# start of RECORD LIST

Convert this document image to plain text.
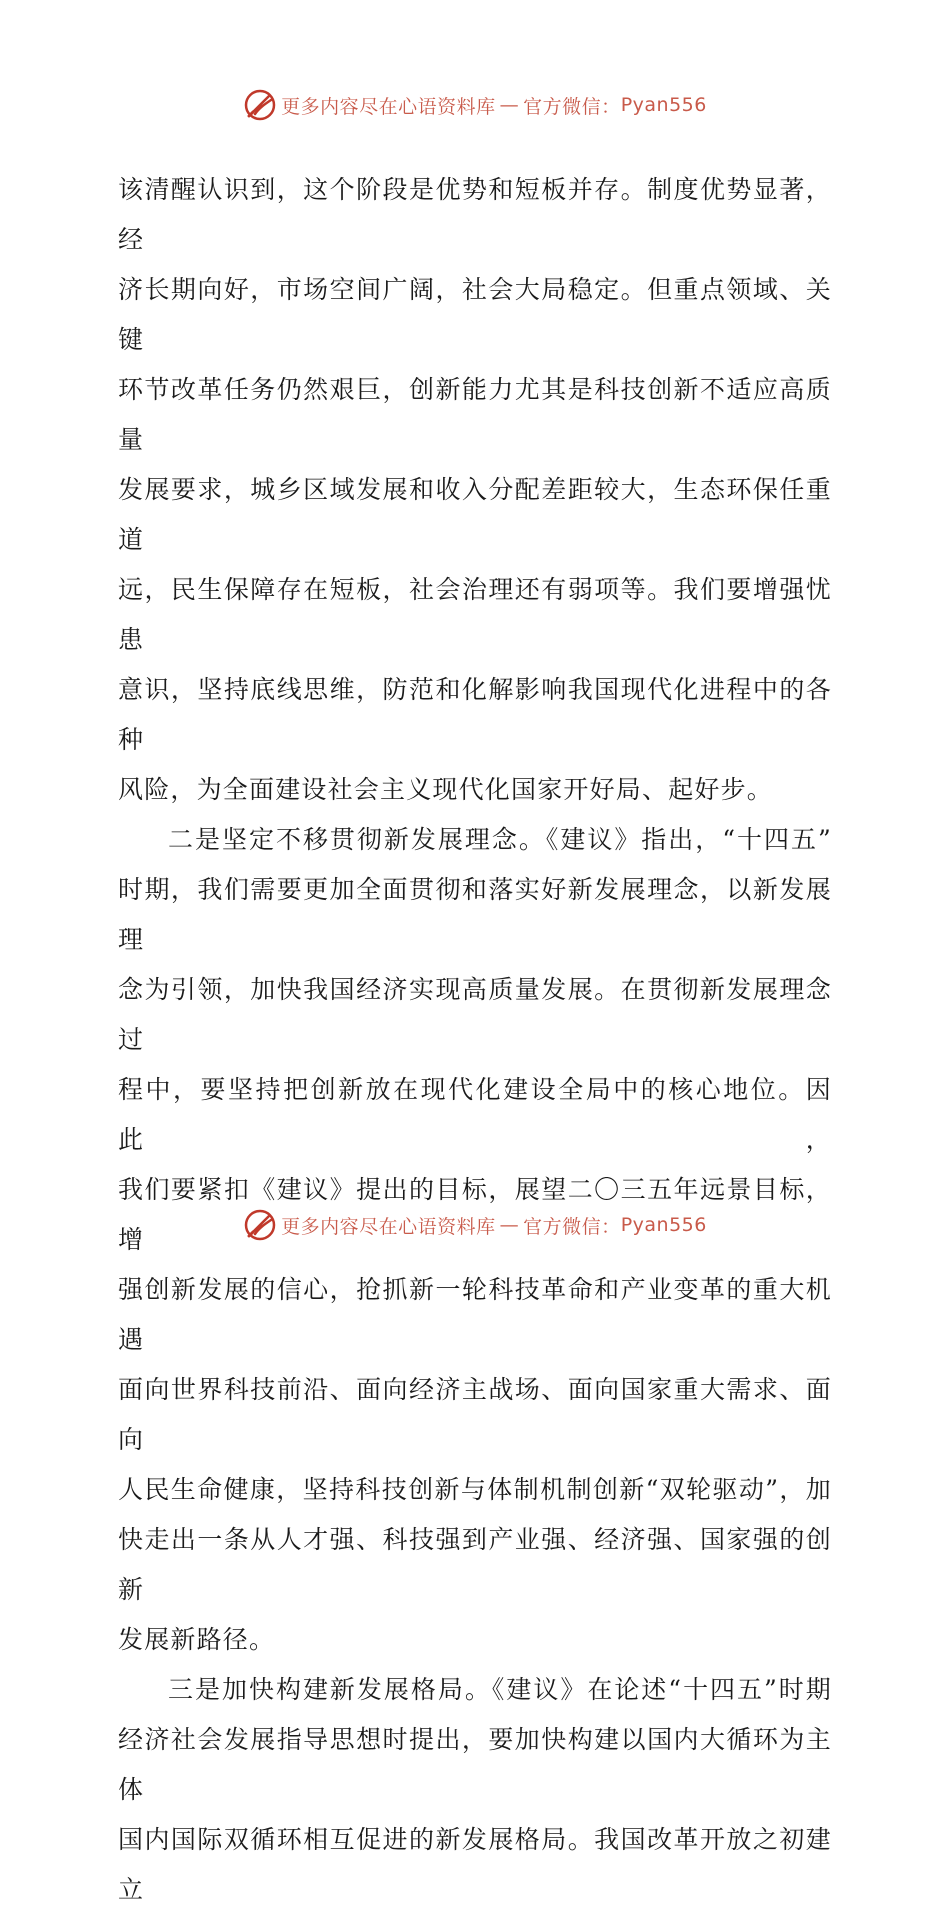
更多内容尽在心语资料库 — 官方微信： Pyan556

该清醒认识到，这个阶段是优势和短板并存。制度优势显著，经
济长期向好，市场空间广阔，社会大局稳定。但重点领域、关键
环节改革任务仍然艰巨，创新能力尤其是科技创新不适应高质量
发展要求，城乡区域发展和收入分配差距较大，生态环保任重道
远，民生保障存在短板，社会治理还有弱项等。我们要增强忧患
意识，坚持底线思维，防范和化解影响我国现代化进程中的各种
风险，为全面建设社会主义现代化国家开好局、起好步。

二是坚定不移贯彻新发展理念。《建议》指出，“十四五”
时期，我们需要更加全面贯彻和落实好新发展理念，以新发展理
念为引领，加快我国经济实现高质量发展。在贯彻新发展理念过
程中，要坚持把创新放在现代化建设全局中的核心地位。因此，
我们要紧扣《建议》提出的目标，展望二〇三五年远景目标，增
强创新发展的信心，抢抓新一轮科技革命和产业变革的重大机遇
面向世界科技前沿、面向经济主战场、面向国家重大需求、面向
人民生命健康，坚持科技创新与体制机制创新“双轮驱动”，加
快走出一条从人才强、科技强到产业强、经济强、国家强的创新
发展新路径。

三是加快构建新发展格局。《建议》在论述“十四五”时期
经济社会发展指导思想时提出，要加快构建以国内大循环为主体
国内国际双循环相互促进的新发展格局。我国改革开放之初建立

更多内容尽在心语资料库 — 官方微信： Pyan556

# end of RECORD LIST
# start of RECORD LIST

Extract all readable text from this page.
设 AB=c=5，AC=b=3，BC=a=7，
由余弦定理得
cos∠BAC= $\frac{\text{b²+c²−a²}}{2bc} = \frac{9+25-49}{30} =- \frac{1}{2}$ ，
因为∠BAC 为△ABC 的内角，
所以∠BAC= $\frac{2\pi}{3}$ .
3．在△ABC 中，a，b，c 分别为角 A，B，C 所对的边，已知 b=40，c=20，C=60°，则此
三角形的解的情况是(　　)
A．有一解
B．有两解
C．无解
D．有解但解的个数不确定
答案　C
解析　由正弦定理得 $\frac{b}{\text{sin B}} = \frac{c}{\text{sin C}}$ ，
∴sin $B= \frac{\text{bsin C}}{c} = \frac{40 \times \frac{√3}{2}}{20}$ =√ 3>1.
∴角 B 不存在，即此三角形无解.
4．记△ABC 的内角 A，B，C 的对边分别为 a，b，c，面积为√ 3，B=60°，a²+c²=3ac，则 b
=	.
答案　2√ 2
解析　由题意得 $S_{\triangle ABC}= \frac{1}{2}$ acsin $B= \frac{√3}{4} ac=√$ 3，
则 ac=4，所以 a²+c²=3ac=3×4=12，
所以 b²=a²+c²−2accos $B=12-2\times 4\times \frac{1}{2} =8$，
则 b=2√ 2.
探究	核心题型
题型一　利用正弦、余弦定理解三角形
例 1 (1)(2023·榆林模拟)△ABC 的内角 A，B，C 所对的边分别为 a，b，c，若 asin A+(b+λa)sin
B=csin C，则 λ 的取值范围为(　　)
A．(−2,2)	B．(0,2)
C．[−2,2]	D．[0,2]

# end of RECORD LIST
# start of RECORD LIST

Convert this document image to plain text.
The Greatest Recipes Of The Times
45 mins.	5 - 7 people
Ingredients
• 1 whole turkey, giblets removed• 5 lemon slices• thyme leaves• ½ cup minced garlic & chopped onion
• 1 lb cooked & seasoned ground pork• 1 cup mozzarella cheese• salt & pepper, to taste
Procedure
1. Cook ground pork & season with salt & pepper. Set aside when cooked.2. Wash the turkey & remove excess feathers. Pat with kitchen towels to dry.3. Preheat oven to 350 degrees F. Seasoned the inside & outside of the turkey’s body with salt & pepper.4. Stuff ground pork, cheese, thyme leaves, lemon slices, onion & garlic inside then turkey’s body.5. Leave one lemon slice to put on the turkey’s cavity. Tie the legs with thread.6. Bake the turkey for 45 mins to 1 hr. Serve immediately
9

# end of RECORD LIST

- WORK REQUIRED
Pull every line containing "lemon" out of the data above.

- FINISHED TASK
• 1 whole turkey, giblets removed• 5 lemon slices• thyme leaves• ½ cup minced garlic & chopped onion
1. Cook ground pork & season with salt & pepper. Set aside when cooked.2. Wash the turkey & remove excess feathers. Pat with kitchen towels to dry.3. Preheat oven to 350 degrees F. Seasoned the inside & outside of the turkey’s body with salt & pepper.4. Stuff ground pork, cheese, thyme leaves, lemon slices, onion & garlic inside then turkey’s body.5. Leave one lemon slice to put on the turkey’s cavity. Tie the legs with thread.6. Bake the turkey for 45 mins to 1 hr. Serve immediately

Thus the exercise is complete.